> [Information provided]:
——
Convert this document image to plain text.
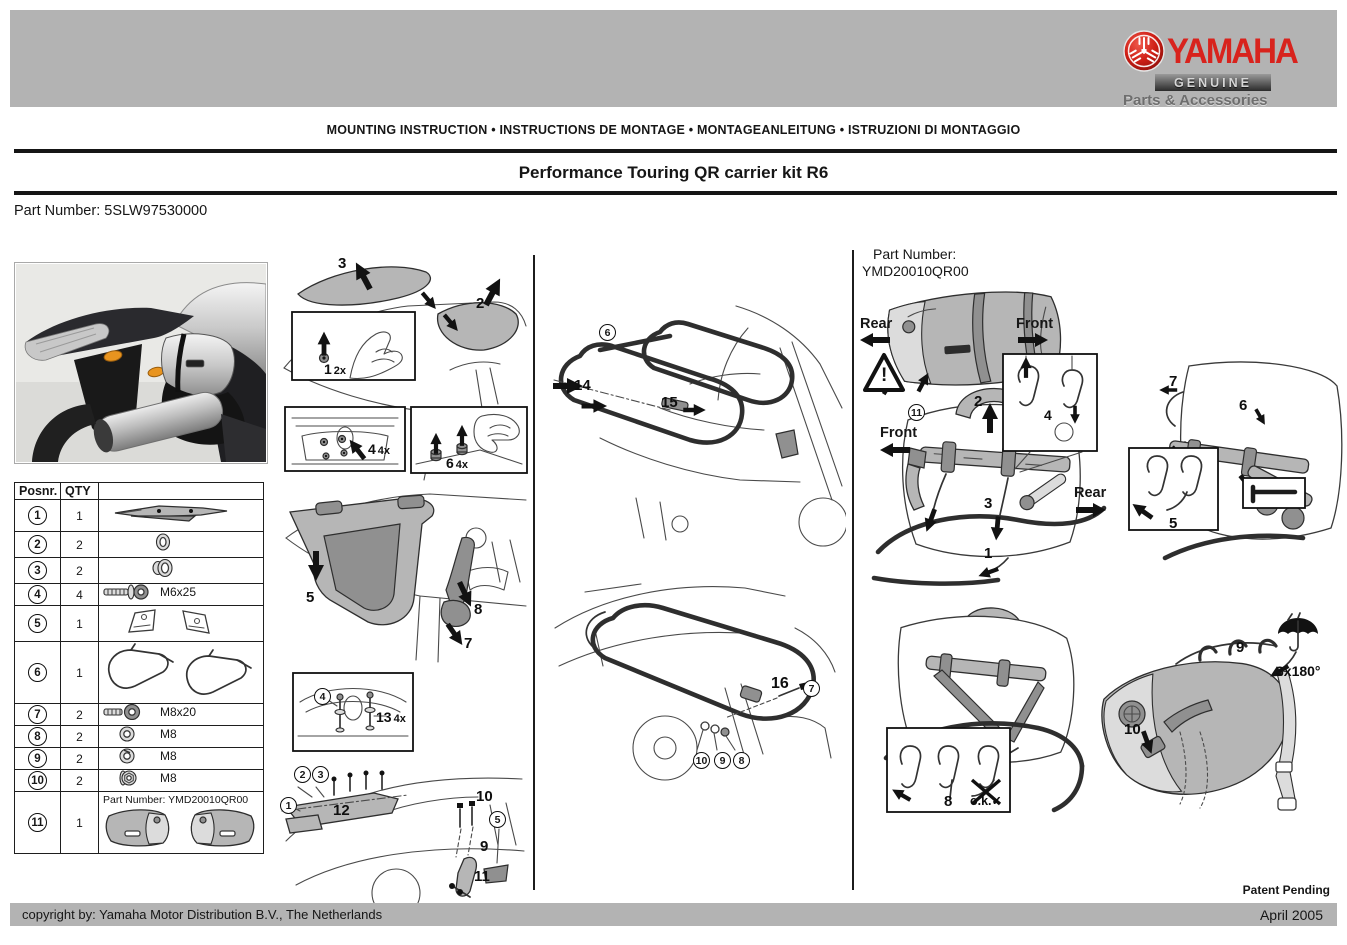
YAMAHA
GENUINE
Parts & Accessories
MOUNTING INSTRUCTION • INSTRUCTIONS DE MONTAGE • MONTAGEANLEITUNG • ISTRUZIONI DI MONTAGGIO
Performance Touring QR carrier kit R6
Part Number: 5SLW97530000
Posnr.	QTY	
1	1	
2	2	
3	2	
4	4	$^{M6x25}$
5	1	
6	1	
7	2	$^{M8x20}$
8	2	$^{M8}$
9	2	$^{M8}$
10	2	$^{M8}$
11	1	Part Number: YMD20010QR00
3
2
1 2x
4 4x
6 4x
5
8
7
4
13 4x
2	3
1	12
10
5
9
11
6
14
15
16	7
10	9	8
Part Number:
YMD20010QR00
!
Rear	Front
11
2
4
Front
3
Rear
1
7
6
5
8 o.k.✓
9
3x180°
10
Patent Pending
copyright by: Yamaha Motor Distribution B.V., The Netherlands	April 2005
——
> [Requirement]: Omit the pictures and output all of the other material exactly.

> [Answer to this exercise]:
Convert this document image to plain text.
YAMAHA
GENUINE
Parts & Accessories
MOUNTING INSTRUCTION • INSTRUCTIONS DE MONTAGE • MONTAGEANLEITUNG • ISTRUZIONI DI MONTAGGIO
Performance Touring QR carrier kit R6
Part Number: 5SLW97530000
Posnr.	QTY	
1	1	
2	2	
3	2	
4	4	$^{M6x25}$
5	1	
6	1	
7	2	$^{M8x20}$
8	2	$^{M8}$
9	2	$^{M8}$
10	2	$^{M8}$
11	1	Part Number: YMD20010QR00
3
2
1 2x
4 4x
6 4x
5
8
7
4
13 4x
2	3
1	12
10
5
9
11
6
14
15
16	7
10	9	8
Part Number:
YMD20010QR00
!
Rear	Front
11
2
4
Front
3
Rear
1
7
6
5
8 o.k.✓
9
3x180°
10
Patent Pending
copyright by: Yamaha Motor Distribution B.V., The Netherlands	April 2005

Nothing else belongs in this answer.